WHAT YOU ARE ASKED TO DO
The records that follow are to be transcribed in full, without their images.

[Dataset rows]
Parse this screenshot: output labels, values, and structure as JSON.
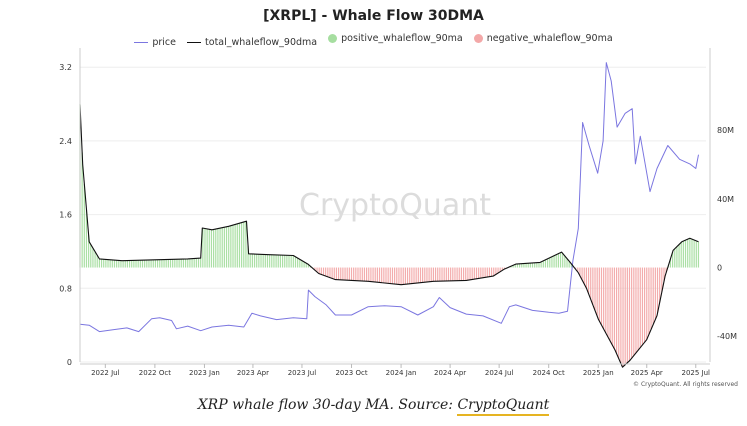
{
  "chart_data": {
    "type": "line",
    "title": "[XRPL] - Whale Flow 30DMA",
    "watermark": "CryptoQuant",
    "copyright": "© CryptoQuant. All rights reserved",
    "caption": {
      "text": "XRP whale flow 30-day MA. Source: ",
      "link": "CryptoQuant"
    },
    "legend": [
      {
        "name": "price",
        "color": "#7b76e0",
        "kind": "line"
      },
      {
        "name": "total_whaleflow_90dma",
        "color": "#111111",
        "kind": "line"
      },
      {
        "name": "positive_whaleflow_90ma",
        "color": "#a6dea0",
        "kind": "dot"
      },
      {
        "name": "negative_whaleflow_90ma",
        "color": "#f3a8a8",
        "kind": "dot"
      }
    ],
    "x_ticks": [
      "2022 Jul",
      "2022 Oct",
      "2023 Jan",
      "2023 Apr",
      "2023 Jul",
      "2023 Oct",
      "2024 Jan",
      "2024 Apr",
      "2024 Jul",
      "2024 Oct",
      "2025 Jan",
      "2025 Apr",
      "2025 Jul"
    ],
    "xlim": [
      "2022-05-15",
      "2025-07-20"
    ],
    "y_left": {
      "label": "",
      "ticks": [
        "0",
        "0.8",
        "1.6",
        "2.4",
        "3.2"
      ],
      "ylim": [
        0,
        3.3
      ]
    },
    "y_right": {
      "label": "",
      "ticks": [
        "-40M",
        "0",
        "40M",
        "80M"
      ],
      "ylim": [
        -55000000,
        122000000
      ]
    },
    "grid": true,
    "series": [
      {
        "name": "price",
        "axis": "left",
        "color": "#7b76e0",
        "points": [
          [
            "2022-05-15",
            0.41
          ],
          [
            "2022-06-01",
            0.4
          ],
          [
            "2022-06-20",
            0.33
          ],
          [
            "2022-07-15",
            0.35
          ],
          [
            "2022-08-10",
            0.37
          ],
          [
            "2022-09-01",
            0.33
          ],
          [
            "2022-09-25",
            0.47
          ],
          [
            "2022-10-10",
            0.48
          ],
          [
            "2022-11-01",
            0.45
          ],
          [
            "2022-11-10",
            0.36
          ],
          [
            "2022-12-01",
            0.39
          ],
          [
            "2022-12-25",
            0.34
          ],
          [
            "2023-01-15",
            0.38
          ],
          [
            "2023-02-15",
            0.4
          ],
          [
            "2023-03-15",
            0.38
          ],
          [
            "2023-03-30",
            0.53
          ],
          [
            "2023-04-15",
            0.5
          ],
          [
            "2023-05-15",
            0.46
          ],
          [
            "2023-06-15",
            0.48
          ],
          [
            "2023-07-10",
            0.47
          ],
          [
            "2023-07-13",
            0.78
          ],
          [
            "2023-07-25",
            0.71
          ],
          [
            "2023-08-15",
            0.62
          ],
          [
            "2023-09-01",
            0.51
          ],
          [
            "2023-10-01",
            0.51
          ],
          [
            "2023-11-01",
            0.6
          ],
          [
            "2023-12-01",
            0.61
          ],
          [
            "2024-01-01",
            0.6
          ],
          [
            "2024-02-01",
            0.51
          ],
          [
            "2024-03-01",
            0.6
          ],
          [
            "2024-03-12",
            0.7
          ],
          [
            "2024-04-01",
            0.59
          ],
          [
            "2024-05-01",
            0.52
          ],
          [
            "2024-06-01",
            0.5
          ],
          [
            "2024-07-05",
            0.42
          ],
          [
            "2024-07-20",
            0.6
          ],
          [
            "2024-08-01",
            0.62
          ],
          [
            "2024-09-01",
            0.56
          ],
          [
            "2024-10-01",
            0.54
          ],
          [
            "2024-10-20",
            0.53
          ],
          [
            "2024-11-05",
            0.55
          ],
          [
            "2024-11-15",
            1.1
          ],
          [
            "2024-11-25",
            1.45
          ],
          [
            "2024-12-03",
            2.6
          ],
          [
            "2024-12-15",
            2.35
          ],
          [
            "2024-12-31",
            2.05
          ],
          [
            "2025-01-10",
            2.4
          ],
          [
            "2025-01-16",
            3.25
          ],
          [
            "2025-01-25",
            3.05
          ],
          [
            "2025-02-05",
            2.55
          ],
          [
            "2025-02-20",
            2.7
          ],
          [
            "2025-03-05",
            2.75
          ],
          [
            "2025-03-11",
            2.15
          ],
          [
            "2025-03-20",
            2.45
          ],
          [
            "2025-04-07",
            1.85
          ],
          [
            "2025-04-20",
            2.1
          ],
          [
            "2025-05-10",
            2.35
          ],
          [
            "2025-06-01",
            2.2
          ],
          [
            "2025-06-20",
            2.15
          ],
          [
            "2025-07-01",
            2.1
          ],
          [
            "2025-07-06",
            2.25
          ]
        ]
      },
      {
        "name": "total_whaleflow_90dma",
        "axis": "right",
        "color": "#111111",
        "points": [
          [
            "2022-05-15",
            95000000
          ],
          [
            "2022-05-20",
            60000000
          ],
          [
            "2022-06-01",
            15000000
          ],
          [
            "2022-06-20",
            5000000
          ],
          [
            "2022-08-01",
            4000000
          ],
          [
            "2022-10-01",
            4500000
          ],
          [
            "2022-12-01",
            5000000
          ],
          [
            "2022-12-25",
            5500000
          ],
          [
            "2022-12-28",
            23000000
          ],
          [
            "2023-01-15",
            22000000
          ],
          [
            "2023-02-15",
            24000000
          ],
          [
            "2023-03-20",
            27000000
          ],
          [
            "2023-03-24",
            8000000
          ],
          [
            "2023-05-01",
            7500000
          ],
          [
            "2023-06-15",
            7000000
          ],
          [
            "2023-07-12",
            2000000
          ],
          [
            "2023-08-01",
            -3500000
          ],
          [
            "2023-09-01",
            -7000000
          ],
          [
            "2023-11-01",
            -8000000
          ],
          [
            "2024-01-01",
            -10000000
          ],
          [
            "2024-03-01",
            -8000000
          ],
          [
            "2024-05-01",
            -7500000
          ],
          [
            "2024-06-20",
            -5000000
          ],
          [
            "2024-07-10",
            -1000000
          ],
          [
            "2024-08-01",
            2000000
          ],
          [
            "2024-09-15",
            3000000
          ],
          [
            "2024-10-25",
            9000000
          ],
          [
            "2024-11-10",
            3000000
          ],
          [
            "2024-11-25",
            -3000000
          ],
          [
            "2024-12-10",
            -12000000
          ],
          [
            "2025-01-01",
            -30000000
          ],
          [
            "2025-02-01",
            -48000000
          ],
          [
            "2025-02-15",
            -58000000
          ],
          [
            "2025-03-01",
            -54000000
          ],
          [
            "2025-04-01",
            -42000000
          ],
          [
            "2025-04-20",
            -28000000
          ],
          [
            "2025-05-05",
            -5000000
          ],
          [
            "2025-05-20",
            10000000
          ],
          [
            "2025-06-05",
            15000000
          ],
          [
            "2025-06-20",
            17000000
          ],
          [
            "2025-07-06",
            15000000
          ]
        ]
      }
    ]
  }
}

RESULT FOR THIS TASK
Parse this screenshot: output labels, values, and structure as JSON.
{
  "chart_data": {
    "type": "line",
    "title": "[XRPL] - Whale Flow 30DMA",
    "watermark": "CryptoQuant",
    "copyright": "© CryptoQuant. All rights reserved",
    "caption": {
      "text": "XRP whale flow 30-day MA. Source: ",
      "link": "CryptoQuant"
    },
    "legend": [
      {
        "name": "price",
        "color": "#7b76e0",
        "kind": "line"
      },
      {
        "name": "total_whaleflow_90dma",
        "color": "#111111",
        "kind": "line"
      },
      {
        "name": "positive_whaleflow_90ma",
        "color": "#a6dea0",
        "kind": "dot"
      },
      {
        "name": "negative_whaleflow_90ma",
        "color": "#f3a8a8",
        "kind": "dot"
      }
    ],
    "x_ticks": [
      "2022 Jul",
      "2022 Oct",
      "2023 Jan",
      "2023 Apr",
      "2023 Jul",
      "2023 Oct",
      "2024 Jan",
      "2024 Apr",
      "2024 Jul",
      "2024 Oct",
      "2025 Jan",
      "2025 Apr",
      "2025 Jul"
    ],
    "xlim": [
      "2022-05-15",
      "2025-07-20"
    ],
    "y_left": {
      "label": "",
      "ticks": [
        "0",
        "0.8",
        "1.6",
        "2.4",
        "3.2"
      ],
      "ylim": [
        0,
        3.3
      ]
    },
    "y_right": {
      "label": "",
      "ticks": [
        "-40M",
        "0",
        "40M",
        "80M"
      ],
      "ylim": [
        -55000000,
        122000000
      ]
    },
    "grid": true,
    "series": [
      {
        "name": "price",
        "axis": "left",
        "color": "#7b76e0",
        "points": [
          [
            "2022-05-15",
            0.41
          ],
          [
            "2022-06-01",
            0.4
          ],
          [
            "2022-06-20",
            0.33
          ],
          [
            "2022-07-15",
            0.35
          ],
          [
            "2022-08-10",
            0.37
          ],
          [
            "2022-09-01",
            0.33
          ],
          [
            "2022-09-25",
            0.47
          ],
          [
            "2022-10-10",
            0.48
          ],
          [
            "2022-11-01",
            0.45
          ],
          [
            "2022-11-10",
            0.36
          ],
          [
            "2022-12-01",
            0.39
          ],
          [
            "2022-12-25",
            0.34
          ],
          [
            "2023-01-15",
            0.38
          ],
          [
            "2023-02-15",
            0.4
          ],
          [
            "2023-03-15",
            0.38
          ],
          [
            "2023-03-30",
            0.53
          ],
          [
            "2023-04-15",
            0.5
          ],
          [
            "2023-05-15",
            0.46
          ],
          [
            "2023-06-15",
            0.48
          ],
          [
            "2023-07-10",
            0.47
          ],
          [
            "2023-07-13",
            0.78
          ],
          [
            "2023-07-25",
            0.71
          ],
          [
            "2023-08-15",
            0.62
          ],
          [
            "2023-09-01",
            0.51
          ],
          [
            "2023-10-01",
            0.51
          ],
          [
            "2023-11-01",
            0.6
          ],
          [
            "2023-12-01",
            0.61
          ],
          [
            "2024-01-01",
            0.6
          ],
          [
            "2024-02-01",
            0.51
          ],
          [
            "2024-03-01",
            0.6
          ],
          [
            "2024-03-12",
            0.7
          ],
          [
            "2024-04-01",
            0.59
          ],
          [
            "2024-05-01",
            0.52
          ],
          [
            "2024-06-01",
            0.5
          ],
          [
            "2024-07-05",
            0.42
          ],
          [
            "2024-07-20",
            0.6
          ],
          [
            "2024-08-01",
            0.62
          ],
          [
            "2024-09-01",
            0.56
          ],
          [
            "2024-10-01",
            0.54
          ],
          [
            "2024-10-20",
            0.53
          ],
          [
            "2024-11-05",
            0.55
          ],
          [
            "2024-11-15",
            1.1
          ],
          [
            "2024-11-25",
            1.45
          ],
          [
            "2024-12-03",
            2.6
          ],
          [
            "2024-12-15",
            2.35
          ],
          [
            "2024-12-31",
            2.05
          ],
          [
            "2025-01-10",
            2.4
          ],
          [
            "2025-01-16",
            3.25
          ],
          [
            "2025-01-25",
            3.05
          ],
          [
            "2025-02-05",
            2.55
          ],
          [
            "2025-02-20",
            2.7
          ],
          [
            "2025-03-05",
            2.75
          ],
          [
            "2025-03-11",
            2.15
          ],
          [
            "2025-03-20",
            2.45
          ],
          [
            "2025-04-07",
            1.85
          ],
          [
            "2025-04-20",
            2.1
          ],
          [
            "2025-05-10",
            2.35
          ],
          [
            "2025-06-01",
            2.2
          ],
          [
            "2025-06-20",
            2.15
          ],
          [
            "2025-07-01",
            2.1
          ],
          [
            "2025-07-06",
            2.25
          ]
        ]
      },
      {
        "name": "total_whaleflow_90dma",
        "axis": "right",
        "color": "#111111",
        "points": [
          [
            "2022-05-15",
            95000000
          ],
          [
            "2022-05-20",
            60000000
          ],
          [
            "2022-06-01",
            15000000
          ],
          [
            "2022-06-20",
            5000000
          ],
          [
            "2022-08-01",
            4000000
          ],
          [
            "2022-10-01",
            4500000
          ],
          [
            "2022-12-01",
            5000000
          ],
          [
            "2022-12-25",
            5500000
          ],
          [
            "2022-12-28",
            23000000
          ],
          [
            "2023-01-15",
            22000000
          ],
          [
            "2023-02-15",
            24000000
          ],
          [
            "2023-03-20",
            27000000
          ],
          [
            "2023-03-24",
            8000000
          ],
          [
            "2023-05-01",
            7500000
          ],
          [
            "2023-06-15",
            7000000
          ],
          [
            "2023-07-12",
            2000000
          ],
          [
            "2023-08-01",
            -3500000
          ],
          [
            "2023-09-01",
            -7000000
          ],
          [
            "2023-11-01",
            -8000000
          ],
          [
            "2024-01-01",
            -10000000
          ],
          [
            "2024-03-01",
            -8000000
          ],
          [
            "2024-05-01",
            -7500000
          ],
          [
            "2024-06-20",
            -5000000
          ],
          [
            "2024-07-10",
            -1000000
          ],
          [
            "2024-08-01",
            2000000
          ],
          [
            "2024-09-15",
            3000000
          ],
          [
            "2024-10-25",
            9000000
          ],
          [
            "2024-11-10",
            3000000
          ],
          [
            "2024-11-25",
            -3000000
          ],
          [
            "2024-12-10",
            -12000000
          ],
          [
            "2025-01-01",
            -30000000
          ],
          [
            "2025-02-01",
            -48000000
          ],
          [
            "2025-02-15",
            -58000000
          ],
          [
            "2025-03-01",
            -54000000
          ],
          [
            "2025-04-01",
            -42000000
          ],
          [
            "2025-04-20",
            -28000000
          ],
          [
            "2025-05-05",
            -5000000
          ],
          [
            "2025-05-20",
            10000000
          ],
          [
            "2025-06-05",
            15000000
          ],
          [
            "2025-06-20",
            17000000
          ],
          [
            "2025-07-06",
            15000000
          ]
        ]
      }
    ]
  }
}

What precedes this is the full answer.